- **Given request**:
A single number is the answer here: how many lines of the entries contain "Económico"?

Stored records
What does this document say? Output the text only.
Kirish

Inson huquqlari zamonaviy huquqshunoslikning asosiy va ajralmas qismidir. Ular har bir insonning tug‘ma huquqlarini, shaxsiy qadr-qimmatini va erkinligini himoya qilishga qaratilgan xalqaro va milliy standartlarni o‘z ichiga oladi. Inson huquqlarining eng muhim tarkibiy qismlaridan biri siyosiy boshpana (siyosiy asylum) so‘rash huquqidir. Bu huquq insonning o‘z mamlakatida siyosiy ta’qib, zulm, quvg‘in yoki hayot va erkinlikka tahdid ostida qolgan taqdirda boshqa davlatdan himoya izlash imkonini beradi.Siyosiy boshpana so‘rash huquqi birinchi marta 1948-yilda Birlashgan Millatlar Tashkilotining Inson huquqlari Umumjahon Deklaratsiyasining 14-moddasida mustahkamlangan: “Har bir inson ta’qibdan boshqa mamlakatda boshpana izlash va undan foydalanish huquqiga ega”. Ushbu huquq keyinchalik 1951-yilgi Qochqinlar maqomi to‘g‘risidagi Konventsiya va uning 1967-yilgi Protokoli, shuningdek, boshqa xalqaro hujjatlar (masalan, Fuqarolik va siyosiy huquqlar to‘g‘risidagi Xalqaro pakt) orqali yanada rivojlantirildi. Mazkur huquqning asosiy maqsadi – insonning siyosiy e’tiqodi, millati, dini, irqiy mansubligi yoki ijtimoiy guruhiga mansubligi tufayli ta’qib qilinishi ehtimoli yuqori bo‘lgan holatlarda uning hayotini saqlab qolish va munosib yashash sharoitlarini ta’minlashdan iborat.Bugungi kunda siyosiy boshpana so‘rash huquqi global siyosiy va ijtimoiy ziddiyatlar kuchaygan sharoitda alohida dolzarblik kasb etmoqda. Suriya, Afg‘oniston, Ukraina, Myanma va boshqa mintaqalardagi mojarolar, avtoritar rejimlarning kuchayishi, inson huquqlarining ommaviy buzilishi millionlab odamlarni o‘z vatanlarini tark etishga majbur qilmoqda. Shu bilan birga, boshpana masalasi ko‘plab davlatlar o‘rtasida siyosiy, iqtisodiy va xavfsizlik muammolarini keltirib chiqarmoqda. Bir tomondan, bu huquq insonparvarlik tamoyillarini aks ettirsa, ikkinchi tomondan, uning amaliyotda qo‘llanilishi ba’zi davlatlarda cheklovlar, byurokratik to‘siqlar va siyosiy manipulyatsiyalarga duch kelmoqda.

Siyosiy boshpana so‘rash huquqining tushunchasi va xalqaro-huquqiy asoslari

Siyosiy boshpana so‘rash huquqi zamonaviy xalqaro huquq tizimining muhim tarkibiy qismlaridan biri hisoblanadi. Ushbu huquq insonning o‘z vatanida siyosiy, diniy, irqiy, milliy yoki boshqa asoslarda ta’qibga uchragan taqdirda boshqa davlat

==

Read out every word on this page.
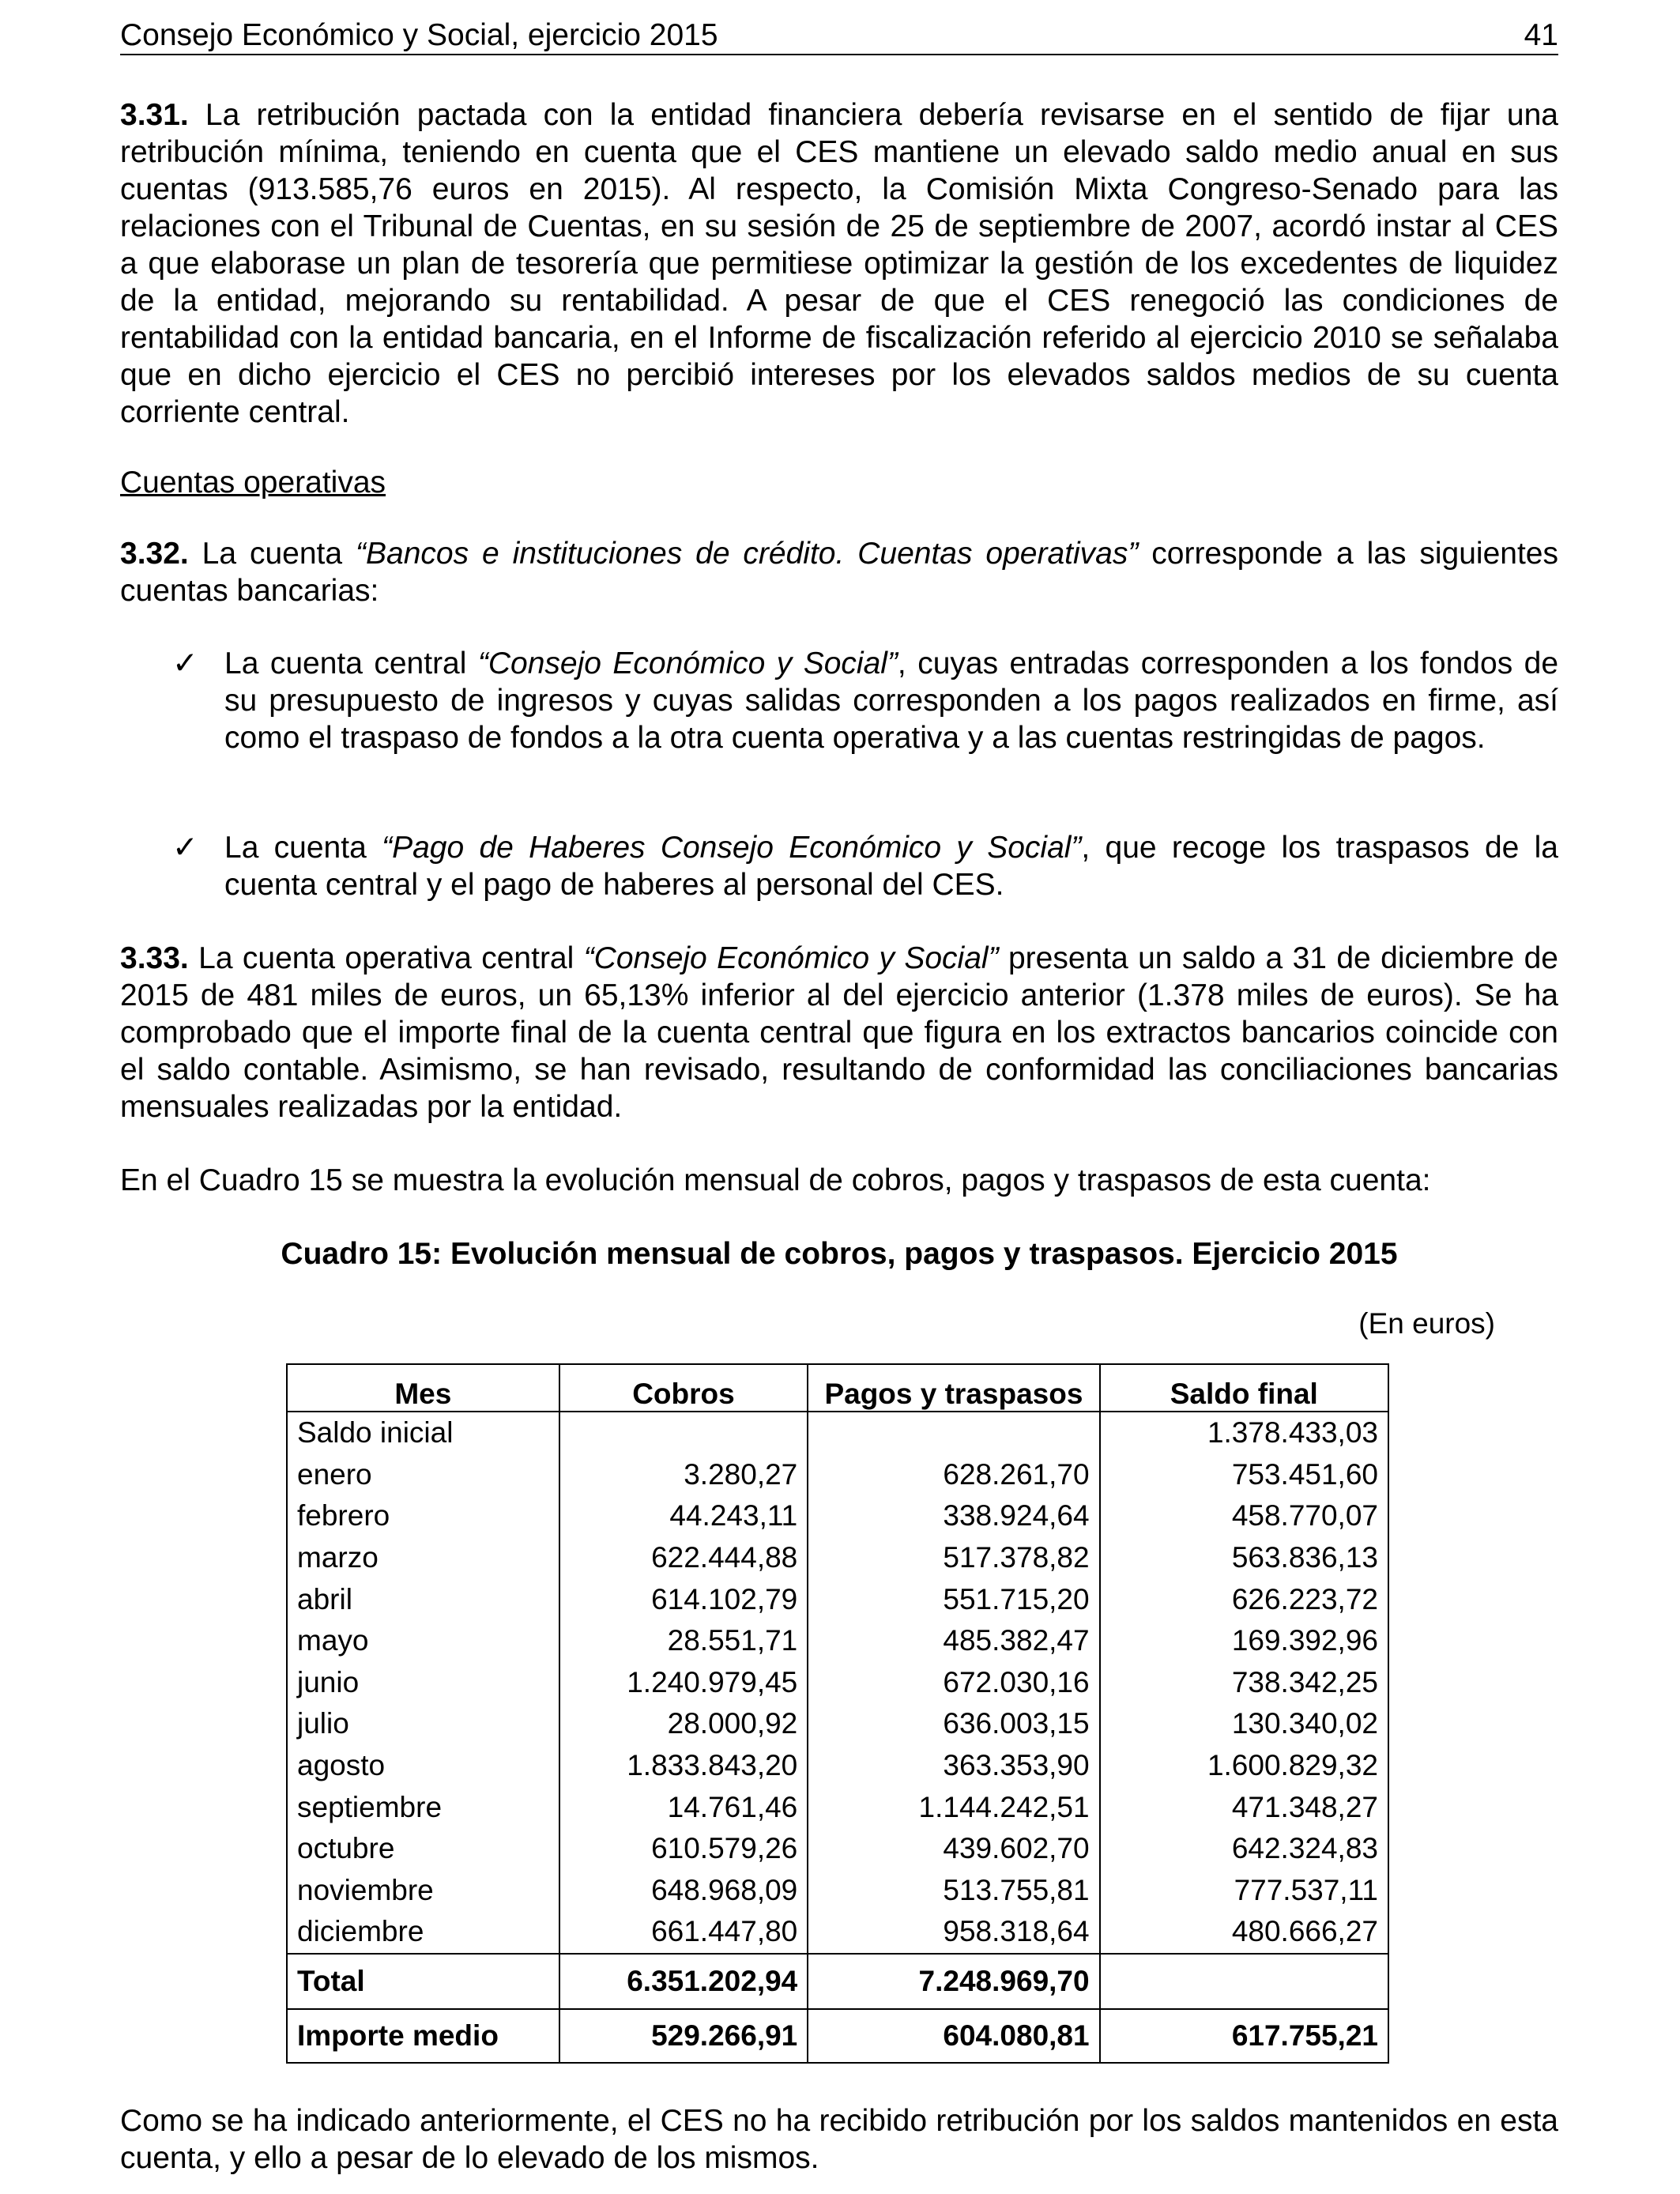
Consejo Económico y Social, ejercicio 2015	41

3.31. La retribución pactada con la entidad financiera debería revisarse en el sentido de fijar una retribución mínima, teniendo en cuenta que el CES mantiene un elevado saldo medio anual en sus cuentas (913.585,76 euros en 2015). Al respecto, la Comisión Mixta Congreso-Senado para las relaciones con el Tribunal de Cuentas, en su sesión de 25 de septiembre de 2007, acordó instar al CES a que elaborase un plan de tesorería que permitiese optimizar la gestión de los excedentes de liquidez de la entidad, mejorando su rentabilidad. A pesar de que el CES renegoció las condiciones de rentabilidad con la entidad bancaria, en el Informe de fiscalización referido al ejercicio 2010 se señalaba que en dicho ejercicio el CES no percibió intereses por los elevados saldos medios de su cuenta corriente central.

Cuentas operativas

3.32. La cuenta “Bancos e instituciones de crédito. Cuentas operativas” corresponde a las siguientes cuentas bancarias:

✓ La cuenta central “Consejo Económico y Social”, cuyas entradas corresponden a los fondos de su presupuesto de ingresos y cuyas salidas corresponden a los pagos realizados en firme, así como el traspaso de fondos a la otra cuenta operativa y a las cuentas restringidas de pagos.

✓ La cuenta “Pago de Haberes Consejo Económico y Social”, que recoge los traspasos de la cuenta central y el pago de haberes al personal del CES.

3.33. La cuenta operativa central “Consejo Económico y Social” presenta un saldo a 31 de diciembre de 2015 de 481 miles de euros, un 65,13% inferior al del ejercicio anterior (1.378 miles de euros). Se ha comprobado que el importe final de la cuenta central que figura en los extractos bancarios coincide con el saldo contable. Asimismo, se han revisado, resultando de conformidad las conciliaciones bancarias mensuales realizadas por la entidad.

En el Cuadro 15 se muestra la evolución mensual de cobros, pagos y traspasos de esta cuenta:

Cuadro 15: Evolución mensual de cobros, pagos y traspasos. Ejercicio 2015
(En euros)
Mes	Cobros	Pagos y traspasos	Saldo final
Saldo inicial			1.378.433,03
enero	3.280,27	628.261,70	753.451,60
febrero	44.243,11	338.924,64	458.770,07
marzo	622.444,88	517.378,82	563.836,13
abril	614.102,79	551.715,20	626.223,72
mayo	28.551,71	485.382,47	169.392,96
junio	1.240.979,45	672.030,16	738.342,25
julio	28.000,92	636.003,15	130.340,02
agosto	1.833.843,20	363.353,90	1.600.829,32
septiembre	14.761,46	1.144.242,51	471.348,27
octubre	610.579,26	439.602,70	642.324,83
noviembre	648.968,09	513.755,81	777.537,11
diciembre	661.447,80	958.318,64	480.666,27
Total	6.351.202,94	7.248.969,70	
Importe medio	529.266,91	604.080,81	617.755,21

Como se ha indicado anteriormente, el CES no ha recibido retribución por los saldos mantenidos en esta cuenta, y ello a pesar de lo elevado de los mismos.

--

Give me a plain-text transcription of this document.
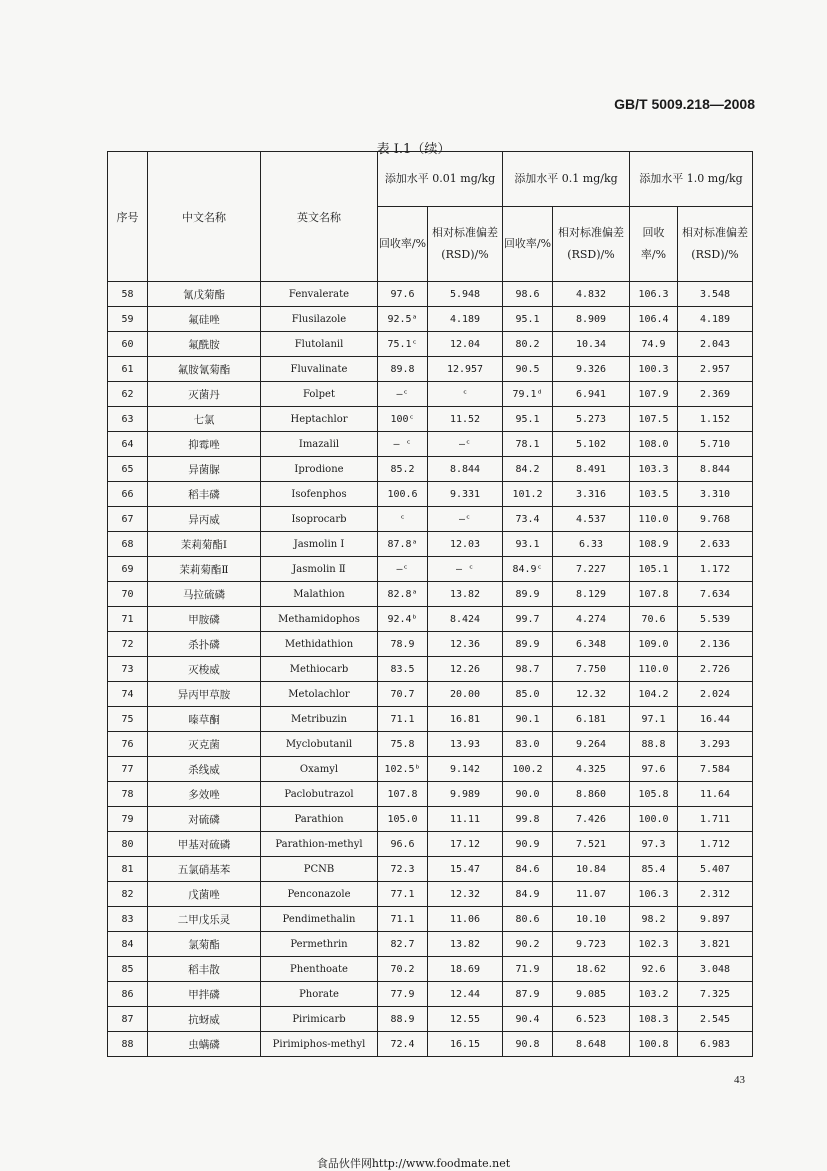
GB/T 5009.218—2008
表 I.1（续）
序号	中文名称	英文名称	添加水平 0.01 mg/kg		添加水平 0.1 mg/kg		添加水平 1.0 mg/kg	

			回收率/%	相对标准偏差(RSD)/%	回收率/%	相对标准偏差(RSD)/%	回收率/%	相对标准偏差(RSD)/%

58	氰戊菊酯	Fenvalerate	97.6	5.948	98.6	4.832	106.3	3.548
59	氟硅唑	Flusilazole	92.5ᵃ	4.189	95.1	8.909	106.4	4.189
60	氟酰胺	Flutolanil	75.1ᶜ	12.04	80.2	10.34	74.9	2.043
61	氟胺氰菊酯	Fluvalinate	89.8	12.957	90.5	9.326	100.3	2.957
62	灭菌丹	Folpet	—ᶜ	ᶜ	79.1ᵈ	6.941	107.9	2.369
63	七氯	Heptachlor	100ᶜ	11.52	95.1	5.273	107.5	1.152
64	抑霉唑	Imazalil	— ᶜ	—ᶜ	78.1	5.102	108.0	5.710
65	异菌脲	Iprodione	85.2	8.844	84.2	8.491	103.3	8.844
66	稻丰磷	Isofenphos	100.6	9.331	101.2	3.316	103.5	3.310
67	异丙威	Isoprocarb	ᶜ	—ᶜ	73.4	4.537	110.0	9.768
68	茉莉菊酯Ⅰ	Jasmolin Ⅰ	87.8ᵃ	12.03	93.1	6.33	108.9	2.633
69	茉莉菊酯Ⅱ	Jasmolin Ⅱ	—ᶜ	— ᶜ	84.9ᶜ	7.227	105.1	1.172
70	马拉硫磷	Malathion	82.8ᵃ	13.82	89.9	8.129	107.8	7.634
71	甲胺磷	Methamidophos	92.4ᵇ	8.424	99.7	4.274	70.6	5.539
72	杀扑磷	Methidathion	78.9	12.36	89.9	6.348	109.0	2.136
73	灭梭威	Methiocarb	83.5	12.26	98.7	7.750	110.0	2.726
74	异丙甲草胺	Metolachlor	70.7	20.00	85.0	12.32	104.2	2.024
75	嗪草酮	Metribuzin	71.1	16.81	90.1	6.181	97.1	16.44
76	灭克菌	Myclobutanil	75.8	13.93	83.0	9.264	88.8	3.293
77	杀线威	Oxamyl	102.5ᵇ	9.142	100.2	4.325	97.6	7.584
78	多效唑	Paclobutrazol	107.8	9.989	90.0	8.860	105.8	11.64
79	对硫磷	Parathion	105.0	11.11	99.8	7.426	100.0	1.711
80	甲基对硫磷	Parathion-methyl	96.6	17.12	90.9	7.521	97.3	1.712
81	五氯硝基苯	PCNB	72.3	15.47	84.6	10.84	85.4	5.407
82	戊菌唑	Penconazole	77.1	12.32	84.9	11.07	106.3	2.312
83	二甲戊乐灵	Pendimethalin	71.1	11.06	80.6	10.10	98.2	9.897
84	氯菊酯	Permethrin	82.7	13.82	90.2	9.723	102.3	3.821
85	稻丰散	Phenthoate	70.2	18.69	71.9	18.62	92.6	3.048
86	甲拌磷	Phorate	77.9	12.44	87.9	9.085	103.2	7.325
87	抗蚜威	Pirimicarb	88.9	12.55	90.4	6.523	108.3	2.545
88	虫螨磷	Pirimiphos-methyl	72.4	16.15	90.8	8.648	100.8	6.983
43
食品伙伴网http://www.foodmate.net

- **Result of the task**:
4